───── SOURCE RECORDS ─────

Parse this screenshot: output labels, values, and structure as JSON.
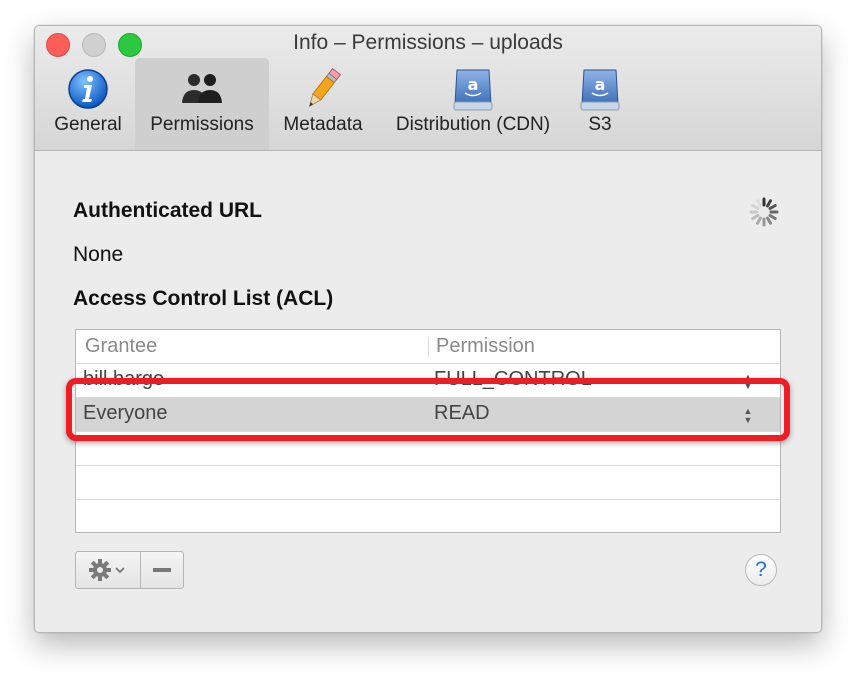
{
  "window": {
    "title": "Info – Permissions – uploads"
  },
  "toolbar": {
    "items": [
      {
        "label": "General",
        "icon": "info-icon"
      },
      {
        "label": "Permissions",
        "icon": "users-icon",
        "selected": true
      },
      {
        "label": "Metadata",
        "icon": "pencil-icon"
      },
      {
        "label": "Distribution (CDN)",
        "icon": "amazon-drive-icon"
      },
      {
        "label": "S3",
        "icon": "amazon-drive-icon"
      }
    ]
  },
  "auth": {
    "heading": "Authenticated URL",
    "value": "None"
  },
  "acl": {
    "heading": "Access Control List (ACL)",
    "columns": [
      "Grantee",
      "Permission"
    ],
    "rows": [
      {
        "grantee": "bill.barge",
        "permission": "FULL_CONTROL"
      },
      {
        "grantee": "Everyone",
        "permission": "READ",
        "selected": true
      }
    ]
  },
  "buttons": {
    "help": "?"
  },
  "colors": {
    "highlight": "#ee1c24",
    "help_accent": "#1f6fd6"
  }
}
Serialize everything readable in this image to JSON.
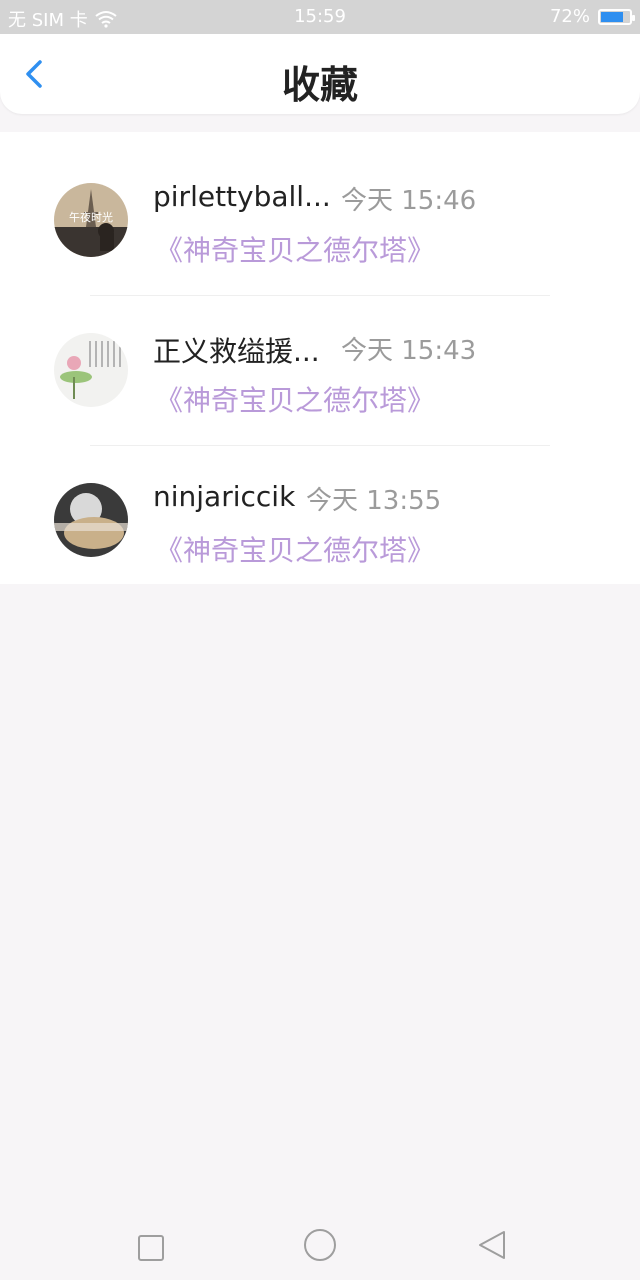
{
  "status_bar": {
    "carrier": "无 SIM 卡",
    "time": "15:59",
    "battery": "72%",
    "battery_level": 0.72
  },
  "header": {
    "title": "收藏",
    "back_icon": "chevron-left-icon",
    "accent_color": "#2f8ff0"
  },
  "favorites": [
    {
      "name": "pirlettyball...",
      "time": "今天 15:46",
      "subtitle": "《神奇宝贝之德尔塔》",
      "avatar_text": "午夜时光"
    },
    {
      "name": "正义救缢援...",
      "time": "今天 15:43",
      "subtitle": "《神奇宝贝之德尔塔》"
    },
    {
      "name": "ninjariccik",
      "time": "今天 13:55",
      "subtitle": "《神奇宝贝之德尔塔》"
    }
  ],
  "colors": {
    "subtitle": "#b99ad9",
    "time": "#9b9b9b",
    "background": "#f7f5f7"
  }
}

─────

Transcribe the records above exactly, omitting every picture they contain.

Parse this screenshot: output labels, values, and structure as JSON.
{
  "window": {
    "title": "Info – Permissions – uploads"
  },
  "toolbar": {
    "items": [
      {
        "label": "General",
        "icon": "info-icon"
      },
      {
        "label": "Permissions",
        "icon": "users-icon",
        "selected": true
      },
      {
        "label": "Metadata",
        "icon": "pencil-icon"
      },
      {
        "label": "Distribution (CDN)",
        "icon": "amazon-drive-icon"
      },
      {
        "label": "S3",
        "icon": "amazon-drive-icon"
      }
    ]
  },
  "auth": {
    "heading": "Authenticated URL",
    "value": "None"
  },
  "acl": {
    "heading": "Access Control List (ACL)",
    "columns": [
      "Grantee",
      "Permission"
    ],
    "rows": [
      {
        "grantee": "bill.barge",
        "permission": "FULL_CONTROL"
      },
      {
        "grantee": "Everyone",
        "permission": "READ",
        "selected": true
      }
    ]
  },
  "buttons": {
    "help": "?"
  },
  "colors": {
    "highlight": "#ee1c24",
    "help_accent": "#1f6fd6"
  }
}
Serialize everything readable in this image to JSON.
{
  "status_bar": {
    "carrier": "无 SIM 卡",
    "time": "15:59",
    "battery": "72%",
    "battery_level": 0.72
  },
  "header": {
    "title": "收藏",
    "back_icon": "chevron-left-icon",
    "accent_color": "#2f8ff0"
  },
  "favorites": [
    {
      "name": "pirlettyball...",
      "time": "今天 15:46",
      "subtitle": "《神奇宝贝之德尔塔》",
      "avatar_text": "午夜时光"
    },
    {
      "name": "正义救缢援...",
      "time": "今天 15:43",
      "subtitle": "《神奇宝贝之德尔塔》"
    },
    {
      "name": "ninjariccik",
      "time": "今天 13:55",
      "subtitle": "《神奇宝贝之德尔塔》"
    }
  ],
  "colors": {
    "subtitle": "#b99ad9",
    "time": "#9b9b9b",
    "background": "#f7f5f7"
  }
}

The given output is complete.